## GOAL OF THE EXERCISE
Look for "servers" in the listing below. Gather each line that contains it.

-- -- --

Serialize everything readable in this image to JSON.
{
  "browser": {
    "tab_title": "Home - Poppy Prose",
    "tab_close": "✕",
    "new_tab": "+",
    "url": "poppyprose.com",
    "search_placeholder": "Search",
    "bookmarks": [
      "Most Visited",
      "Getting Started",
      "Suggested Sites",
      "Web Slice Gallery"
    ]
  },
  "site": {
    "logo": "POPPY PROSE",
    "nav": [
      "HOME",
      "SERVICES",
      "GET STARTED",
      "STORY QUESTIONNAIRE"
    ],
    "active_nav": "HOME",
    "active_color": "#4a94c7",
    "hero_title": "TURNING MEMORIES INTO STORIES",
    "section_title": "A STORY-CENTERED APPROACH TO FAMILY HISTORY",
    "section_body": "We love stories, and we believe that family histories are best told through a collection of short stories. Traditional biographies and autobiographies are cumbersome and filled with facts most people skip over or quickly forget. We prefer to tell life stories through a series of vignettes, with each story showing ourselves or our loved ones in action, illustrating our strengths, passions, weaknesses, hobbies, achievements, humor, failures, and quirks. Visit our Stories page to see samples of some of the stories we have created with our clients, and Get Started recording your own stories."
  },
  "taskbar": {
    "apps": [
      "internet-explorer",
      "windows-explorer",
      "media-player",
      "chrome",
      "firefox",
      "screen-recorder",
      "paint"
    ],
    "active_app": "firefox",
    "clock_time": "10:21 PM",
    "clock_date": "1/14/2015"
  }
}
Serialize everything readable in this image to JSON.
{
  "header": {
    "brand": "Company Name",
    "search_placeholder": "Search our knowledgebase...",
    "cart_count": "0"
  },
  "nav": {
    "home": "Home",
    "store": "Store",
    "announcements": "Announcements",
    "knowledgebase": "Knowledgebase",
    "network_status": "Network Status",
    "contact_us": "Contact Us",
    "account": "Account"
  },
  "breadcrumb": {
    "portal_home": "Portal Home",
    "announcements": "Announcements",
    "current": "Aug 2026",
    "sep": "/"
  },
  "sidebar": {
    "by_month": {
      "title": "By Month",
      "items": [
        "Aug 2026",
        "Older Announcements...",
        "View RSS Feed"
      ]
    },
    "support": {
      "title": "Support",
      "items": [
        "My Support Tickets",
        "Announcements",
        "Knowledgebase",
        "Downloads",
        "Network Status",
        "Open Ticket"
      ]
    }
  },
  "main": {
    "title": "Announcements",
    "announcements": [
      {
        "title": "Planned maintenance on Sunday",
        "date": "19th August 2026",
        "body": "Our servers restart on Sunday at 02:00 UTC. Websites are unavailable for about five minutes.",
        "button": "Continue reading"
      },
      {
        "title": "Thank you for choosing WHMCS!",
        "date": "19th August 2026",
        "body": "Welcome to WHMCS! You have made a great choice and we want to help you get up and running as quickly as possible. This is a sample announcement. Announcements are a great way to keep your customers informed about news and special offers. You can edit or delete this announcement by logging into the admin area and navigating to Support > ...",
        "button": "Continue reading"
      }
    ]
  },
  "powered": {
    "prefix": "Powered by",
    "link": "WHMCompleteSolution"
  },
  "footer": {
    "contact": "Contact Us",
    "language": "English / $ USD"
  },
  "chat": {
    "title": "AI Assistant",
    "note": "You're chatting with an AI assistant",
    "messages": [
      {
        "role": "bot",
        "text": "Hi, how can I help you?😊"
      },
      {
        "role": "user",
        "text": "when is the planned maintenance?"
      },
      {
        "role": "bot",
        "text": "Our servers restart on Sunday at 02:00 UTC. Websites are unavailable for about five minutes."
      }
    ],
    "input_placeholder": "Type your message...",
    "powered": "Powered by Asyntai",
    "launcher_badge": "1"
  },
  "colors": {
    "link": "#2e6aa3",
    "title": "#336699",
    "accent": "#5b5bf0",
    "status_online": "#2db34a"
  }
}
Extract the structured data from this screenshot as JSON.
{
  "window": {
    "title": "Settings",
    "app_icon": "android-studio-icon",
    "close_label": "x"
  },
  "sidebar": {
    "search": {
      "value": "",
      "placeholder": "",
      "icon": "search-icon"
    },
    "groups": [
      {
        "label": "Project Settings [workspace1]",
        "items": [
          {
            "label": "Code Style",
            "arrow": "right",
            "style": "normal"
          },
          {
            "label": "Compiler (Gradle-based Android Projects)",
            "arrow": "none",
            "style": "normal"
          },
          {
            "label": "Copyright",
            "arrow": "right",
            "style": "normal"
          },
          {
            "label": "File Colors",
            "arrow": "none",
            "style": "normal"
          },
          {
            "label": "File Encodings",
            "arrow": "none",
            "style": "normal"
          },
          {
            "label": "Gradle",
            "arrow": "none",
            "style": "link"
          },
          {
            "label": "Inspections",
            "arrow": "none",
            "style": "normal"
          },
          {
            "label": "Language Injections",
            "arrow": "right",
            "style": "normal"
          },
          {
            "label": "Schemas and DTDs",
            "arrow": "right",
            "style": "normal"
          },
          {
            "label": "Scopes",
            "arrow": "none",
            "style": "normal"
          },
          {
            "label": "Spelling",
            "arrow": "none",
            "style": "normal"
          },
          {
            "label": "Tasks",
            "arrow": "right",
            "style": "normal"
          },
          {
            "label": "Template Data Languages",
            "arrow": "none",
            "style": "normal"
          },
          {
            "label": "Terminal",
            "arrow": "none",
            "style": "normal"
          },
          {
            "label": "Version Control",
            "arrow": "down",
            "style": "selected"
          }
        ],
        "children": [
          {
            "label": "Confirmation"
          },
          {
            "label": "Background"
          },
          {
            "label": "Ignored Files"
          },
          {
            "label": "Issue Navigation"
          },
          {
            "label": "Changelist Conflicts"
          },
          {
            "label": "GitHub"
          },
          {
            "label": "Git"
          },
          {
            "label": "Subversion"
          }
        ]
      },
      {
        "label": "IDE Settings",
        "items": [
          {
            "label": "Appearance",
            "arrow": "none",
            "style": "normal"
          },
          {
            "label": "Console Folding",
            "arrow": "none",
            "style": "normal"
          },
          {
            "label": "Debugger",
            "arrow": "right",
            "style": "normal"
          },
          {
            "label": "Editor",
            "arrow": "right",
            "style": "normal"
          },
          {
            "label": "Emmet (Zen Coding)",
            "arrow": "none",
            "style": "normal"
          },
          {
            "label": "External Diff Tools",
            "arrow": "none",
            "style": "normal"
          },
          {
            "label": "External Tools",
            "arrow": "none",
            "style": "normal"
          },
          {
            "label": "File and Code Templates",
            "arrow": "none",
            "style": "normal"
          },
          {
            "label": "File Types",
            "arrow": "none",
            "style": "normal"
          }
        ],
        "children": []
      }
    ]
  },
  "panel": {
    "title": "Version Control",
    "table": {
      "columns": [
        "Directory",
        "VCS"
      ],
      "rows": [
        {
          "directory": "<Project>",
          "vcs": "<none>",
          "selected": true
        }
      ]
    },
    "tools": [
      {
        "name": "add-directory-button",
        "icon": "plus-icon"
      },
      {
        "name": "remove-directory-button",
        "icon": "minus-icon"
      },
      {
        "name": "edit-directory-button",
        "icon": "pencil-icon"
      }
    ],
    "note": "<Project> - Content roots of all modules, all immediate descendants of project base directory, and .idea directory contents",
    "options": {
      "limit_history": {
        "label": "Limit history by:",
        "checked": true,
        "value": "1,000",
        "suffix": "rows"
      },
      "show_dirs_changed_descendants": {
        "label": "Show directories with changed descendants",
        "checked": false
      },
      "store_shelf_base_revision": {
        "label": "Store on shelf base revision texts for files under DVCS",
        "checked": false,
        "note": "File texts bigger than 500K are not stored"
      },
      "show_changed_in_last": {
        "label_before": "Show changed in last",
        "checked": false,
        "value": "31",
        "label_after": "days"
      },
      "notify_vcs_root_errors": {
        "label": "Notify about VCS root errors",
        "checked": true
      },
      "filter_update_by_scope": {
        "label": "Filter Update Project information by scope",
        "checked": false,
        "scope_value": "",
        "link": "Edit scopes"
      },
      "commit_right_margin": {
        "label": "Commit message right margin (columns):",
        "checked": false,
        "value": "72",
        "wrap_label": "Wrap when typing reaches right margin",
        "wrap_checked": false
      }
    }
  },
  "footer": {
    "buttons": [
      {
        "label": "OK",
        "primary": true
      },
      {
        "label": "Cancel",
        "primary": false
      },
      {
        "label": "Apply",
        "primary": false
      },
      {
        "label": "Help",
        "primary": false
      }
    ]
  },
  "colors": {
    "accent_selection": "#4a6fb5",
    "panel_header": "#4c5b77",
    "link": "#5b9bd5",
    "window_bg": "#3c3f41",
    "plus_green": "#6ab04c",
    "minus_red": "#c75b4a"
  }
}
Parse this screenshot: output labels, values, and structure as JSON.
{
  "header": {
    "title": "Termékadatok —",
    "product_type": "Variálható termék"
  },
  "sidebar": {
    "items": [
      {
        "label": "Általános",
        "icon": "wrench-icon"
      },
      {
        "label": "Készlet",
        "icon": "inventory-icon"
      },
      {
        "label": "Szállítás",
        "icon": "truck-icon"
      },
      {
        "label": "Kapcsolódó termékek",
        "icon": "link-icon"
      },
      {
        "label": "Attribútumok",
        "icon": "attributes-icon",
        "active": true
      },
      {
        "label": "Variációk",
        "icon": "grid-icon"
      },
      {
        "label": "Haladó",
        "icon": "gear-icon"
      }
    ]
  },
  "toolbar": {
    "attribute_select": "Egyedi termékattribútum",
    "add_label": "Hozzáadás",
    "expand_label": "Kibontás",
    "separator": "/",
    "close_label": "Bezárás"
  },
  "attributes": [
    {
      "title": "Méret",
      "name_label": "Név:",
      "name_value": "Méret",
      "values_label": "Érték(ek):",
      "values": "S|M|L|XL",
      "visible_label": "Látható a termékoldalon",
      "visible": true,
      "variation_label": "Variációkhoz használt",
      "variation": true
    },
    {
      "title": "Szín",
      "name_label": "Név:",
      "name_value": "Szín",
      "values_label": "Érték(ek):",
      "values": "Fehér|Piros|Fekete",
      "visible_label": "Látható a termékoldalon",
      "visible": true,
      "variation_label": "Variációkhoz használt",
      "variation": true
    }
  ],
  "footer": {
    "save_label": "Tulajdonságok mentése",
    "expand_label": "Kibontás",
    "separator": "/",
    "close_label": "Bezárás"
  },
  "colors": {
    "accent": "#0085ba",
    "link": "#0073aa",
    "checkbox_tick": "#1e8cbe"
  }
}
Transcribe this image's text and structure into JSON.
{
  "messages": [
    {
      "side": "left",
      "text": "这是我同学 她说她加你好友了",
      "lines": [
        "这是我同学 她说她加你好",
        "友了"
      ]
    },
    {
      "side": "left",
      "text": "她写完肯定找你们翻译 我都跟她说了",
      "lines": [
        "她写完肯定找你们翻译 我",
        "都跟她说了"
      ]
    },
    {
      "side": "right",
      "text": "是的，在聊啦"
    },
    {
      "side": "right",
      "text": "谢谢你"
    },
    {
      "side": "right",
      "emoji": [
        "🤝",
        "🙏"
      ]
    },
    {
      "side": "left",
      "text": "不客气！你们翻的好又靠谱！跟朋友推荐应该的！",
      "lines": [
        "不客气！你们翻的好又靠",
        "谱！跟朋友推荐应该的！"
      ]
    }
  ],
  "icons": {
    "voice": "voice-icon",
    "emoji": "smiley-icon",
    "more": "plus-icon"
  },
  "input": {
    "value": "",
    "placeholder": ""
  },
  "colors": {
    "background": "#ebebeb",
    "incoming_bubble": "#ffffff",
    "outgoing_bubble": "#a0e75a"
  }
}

-- -- --

## ANSWER
        "body": "Our servers restart on Sunday at 02:00 UTC. Websites are unavailable for about five minutes.",
        "text": "Our servers restart on Sunday at 02:00 UTC. Websites are unavailable for about five minutes."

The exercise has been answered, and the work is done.